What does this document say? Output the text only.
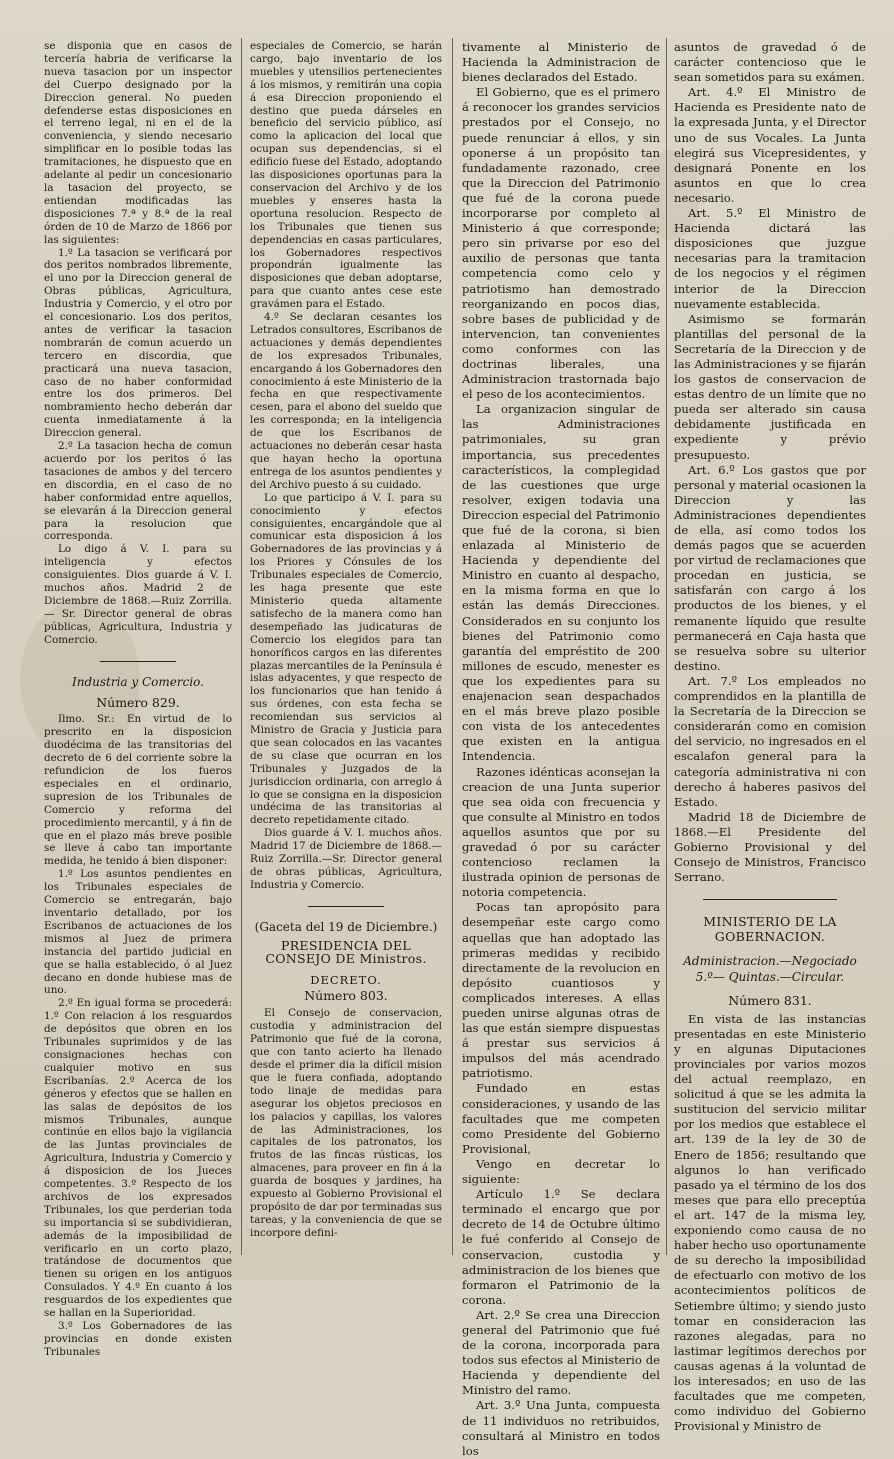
se disponia que en casos de tercería habria de verificarse la nueva tasacion por un inspector del Cuerpo designado por la Direccion general. No pueden defenderse estas disposiciones en el terreno legal, ni en el de la conveniencia, y siendo necesario simplificar en lo posible todas las tramitaciones, he dispuesto que en adelante al pedir un concesionario la tasacion del proyecto, se entiendan modificadas las disposiciones 7.ª y 8.ª de la real órden de 10 de Marzo de 1866 por las siguientes:

1.º La tasacion se verificará por dos peritos nombrados libremente, el uno por la Direccion general de Obras públicas, Agricultura, Industria y Comercio, y el otro por el concesionario. Los dos peritos, antes de verificar la tasacion nombrarán de comun acuerdo un tercero en discordia, que practicará una nueva tasacion, caso de no haber conformidad entre los dos primeros. Del nombramiento hecho deberán dar cuenta inmediatamente á la Direccion general.

2.º La tasacion hecha de comun acuerdo por los peritos ó las tasaciones de ambos y del tercero en discordia, en el caso de no haber conformidad entre aquellos, se elevarán á la Direccion general para la resolucion que corresponda.

Lo digo á V. I. para su inteligencia y efectos consiguientes. Dios guarde á V. I. muchos años. Madrid 2 de Diciembre de 1868.—Ruiz Zorrilla.— Sr. Director general de obras públicas, Agricultura, Industria y Comercio.

Industria y Comercio.
Número 829.

Ilmo. Sr.: En virtud de lo prescrito en la disposicion duodécima de las transitorias del decreto de 6 del corriente sobre la refundicion de los fueros especiales en el ordinario, supresion de los Tribunales de Comercio y reforma del procedimiento mercantil, y á fin de que en el plazo más breve posible se lleve á cabo tan importante medida, he tenido á bien disponer:

1.º Los asuntos pendientes en los Tribunales especiales de Comercio se entregarán, bajo inventario detallado, por los Escribanos de actuaciones de los mismos al Juez de primera instancia del partido judicial en que se halla establecido, ó al Juez decano en donde hubiese mas de uno.

2.º En igual forma se procederá: 1.º Con relacion á los resguardos de depósitos que obren en los Tribunales suprimidos y de las consignaciones hechas con cualquier motivo en sus Escribanías. 2.º Acerca de los géneros y efectos que se hallen en las salas de depósitos de los mismos Tribunales, aunque continúe en ellos bajo la vigilancia de las Juntas provinciales de Agricultura, Industria y Comercio y á disposicion de los Jueces competentes. 3.º Respecto de los archivos de los expresados Tribunales, los que perderian toda su importancia si se subdividieran, además de la imposibilidad de verificarlo en un corto plazo, tratándose de documentos que tienen su origen en los antiguos Consulados. Y 4.º En cuanto á los resguardos de los expedientes que se hallan en la Superioridad.

3.º Los Gobernadores de las provincias en donde existen Tribunales

especiales de Comercio, se harán cargo, bajo inventario de los muebles y utensilios pertenecientes á los mismos, y remitirán una copia á esa Direccion proponiendo el destino que pueda dárseles en beneficio del servicio público, así como la aplicacion del local que ocupan sus dependencias, si el edificio fuese del Estado, adoptando las disposiciones oportunas para la conservacion del Archivo y de los muebles y enseres hasta la oportuna resolucion. Respecto de los Tribunales que tienen sus dependencias en casas particulares, los Gobernadores respectivos propondrán igualmente las disposiciones que deban adoptarse, para que cuanto antes cese este gravámen para el Estado.

4.º Se declaran cesantes los Letrados consultores, Escribanos de actuaciones y demás dependientes de los expresados Tribunales, encargando á los Gobernadores den conocimiento á este Ministerio de la fecha en que respectivamente cesen, para el abono del sueldo que les corresponda; en la inteligencia de que los Escribanos de actuaciones no deberán cesar hasta que hayan hecho la oportuna entrega de los asuntos pendientes y del Archivo puesto á su cuidado.

Lo que participo á V. I. para su conocimiento y efectos consiguientes, encargándole que al comunicar esta disposicion á los Gobernadores de las provincias y á los Priores y Cónsules de los Tribunales especiales de Comercio, les haga presente que este Ministerio queda altamente satisfecho de la manera como han desempeñado las judicaturas de Comercio los elegidos para tan honoríficos cargos en las diferentes plazas mercantiles de la Península é islas adyacentes, y que respecto de los funcionarios que han tenido á sus órdenes, con esta fecha se recomiendan sus servicios al Ministro de Gracia y Justicia para que sean colocados en las vacantes de su clase que ocurran en los Tribunales y Juzgados de la jurisdiccion ordinaria, con arreglo á lo que se consigna en la disposicion undécima de las transitorias al decreto repetidamente citado.

Dios guarde á V. I. muchos años. Madrid 17 de Diciembre de 1868.— Ruiz Zorrilla.—Sr. Director general de obras públicas, Agricultura, Industria y Comercio.

(Gaceta del 19 de Diciembre.)
PRESIDENCIA DEL CONSEJO DE Ministros.
DECRETO.
Número 803.

El Consejo de conservacion, custodia y administracion del Patrimonio que fué de la corona, que con tanto acierto ha llenado desde el primer dia la difícil mision que le fuera confiada, adoptando todo linaje de medidas para asegurar los objetos preciosos en los palacios y capillas, los valores de las Administraciones, los capitales de los patronatos, los frutos de las fincas rústicas, los almacenes, para proveer en fin á la guarda de bosques y jardines, ha expuesto al Gobierno Provisional el propósito de dar por terminadas sus tareas, y la conveniencia de que se incorpore defini-

tivamente al Ministerio de Hacienda la Administracion de bienes declarados del Estado.

El Gobierno, que es el primero á reconocer los grandes servicios prestados por el Consejo, no puede renunciar á ellos, y sin oponerse á un propósito tan fundadamente razonado, cree que la Direccion del Patrimonio que fué de la corona puede incorporarse por completo al Ministerio á que corresponde; pero sin privarse por eso del auxilio de personas que tanta competencia como celo y patriotismo han demostrado reorganizando en pocos dias, sobre bases de publicidad y de intervencion, tan convenientes como conformes con las doctrinas liberales, una Administracion trastornada bajo el peso de los acontecimientos.

La organizacion singular de las Administraciones patrimoniales, su gran importancia, sus precedentes característicos, la complegidad de las cuestiones que urge resolver, exigen todavia una Direccion especial del Patrimonio que fué de la corona, si bien enlazada al Ministerio de Hacienda y dependiente del Ministro en cuanto al despacho, en la misma forma en que lo están las demás Direcciones. Considerados en su conjunto los bienes del Patrimonio como garantía del empréstito de 200 millones de escudo, menester es que los expedientes para su enajenacion sean despachados en el más breve plazo posible con vista de los antecedentes que existen en la antigua Intendencia.

Razones idénticas aconsejan la creacion de una Junta superior que sea oida con frecuencia y que consulte al Ministro en todos aquellos asuntos que por su gravedad ó por su carácter contencioso reclamen la ilustrada opinion de personas de notoria competencia.

Pocas tan apropósito para desempeñar este cargo como aquellas que han adoptado las primeras medidas y recibido directamente de la revolucion en depósito cuantiosos y complicados intereses. A ellas pueden unirse algunas otras de las que están siempre dispuestas á prestar sus servicios á impulsos del más acendrado patriotismo.

Fundado en estas consideraciones, y usando de las facultades que me competen como Presidente del Gobierno Provisional,

Vengo en decretar lo siguiente:

Artículo 1.º Se declara terminado el encargo que por decreto de 14 de Octubre último le fué conferido al Consejo de conservacion, custodia y administracion de los bienes que formaron el Patrimonio de la corona.

Art. 2.º Se crea una Direccion general del Patrimonio que fué de la corona, incorporada para todos sus efectos al Ministerio de Hacienda y dependiente del Ministro del ramo.

Art. 3.º Una Junta, compuesta de 11 individuos no retribuidos, consultará al Ministro en todos los

asuntos de gravedad ó de carácter contencioso que le sean sometidos para su exámen.

Art. 4.º El Ministro de Hacienda es Presidente nato de la expresada Junta, y el Director uno de sus Vocales. La Junta elegirá sus Vicepresidentes, y designará Ponente en los asuntos en que lo crea necesario.

Art. 5.º El Ministro de Hacienda dictará las disposiciones que juzgue necesarias para la tramitacion de los negocios y el régimen interior de la Direccion nuevamente establecida.

Asimismo se formarán plantillas del personal de la Secretaría de la Direccion y de las Administraciones y se fijarán los gastos de conservacion de estas dentro de un límite que no pueda ser alterado sin causa debidamente justificada en expediente y prévio presupuesto.

Art. 6.º Los gastos que por personal y material ocasionen la Direccion y las Administraciones dependientes de ella, así como todos los demás pagos que se acuerden por virtud de reclamaciones que procedan en justicia, se satisfarán con cargo á los productos de los bienes, y el remanente líquido que resulte permanecerá en Caja hasta que se resuelva sobre su ulterior destino.

Art. 7.º Los empleados no comprendidos en la plantilla de la Secretaría de la Direccion se considerarán como en comision del servicio, no ingresados en el escalafon general para la categoría administrativa ni con derecho á haberes pasivos del Estado.

Madrid 18 de Diciembre de 1868.—El Presidente del Gobierno Provisional y del Consejo de Ministros, Francisco Serrano.

MINISTERIO DE LA GOBERNACION.
Administracion.—Negociado 5.º— Quintas.—Circular.
Número 831.

En vista de las instancias presentadas en este Ministerio y en algunas Diputaciones provinciales por varios mozos del actual reemplazo, en solicitud á que se les admita la sustitucion del servicio militar por los medios que establece el art. 139 de la ley de 30 de Enero de 1856; resultando que algunos lo han verificado pasado ya el término de los dos meses que para ello preceptúa el art. 147 de la misma ley, exponiendo como causa de no haber hecho uso oportunamente de su derecho la imposibilidad de efectuarlo con motivo de los acontecimientos políticos de Setiembre último; y siendo justo tomar en consideracion las razones alegadas, para no lastimar legítimos derechos por causas agenas á la voluntad de los interesados; en uso de las facultades que me competen, como individuo del Gobierno Provisional y Ministro de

(INSTRUCTION): Copy out every line of the data that includes "todos".

(COMPLETE RESPONSE):
Razones idénticas aconsejan la creacion de una Junta superior que sea oida con frecuencia y que consulte al Ministro en todos aquellos asuntos que por su gravedad ó por su carácter contencioso reclamen la ilustrada opinion de personas de notoria competencia.
Art. 2.º Se crea una Direccion general del Patrimonio que fué de la corona, incorporada para todos sus efectos al Ministerio de Hacienda y dependiente del Ministro del ramo.
Art. 3.º Una Junta, compuesta de 11 individuos no retribuidos, consultará al Ministro en todos los
Art. 6.º Los gastos que por personal y material ocasionen la Direccion y las Administraciones dependientes de ella, así como todos los demás pagos que se acuerden por virtud de reclamaciones que procedan en justicia, se satisfarán con cargo á los productos de los bienes, y el remanente líquido que resulte permanecerá en Caja hasta que se resuelva sobre su ulterior destino.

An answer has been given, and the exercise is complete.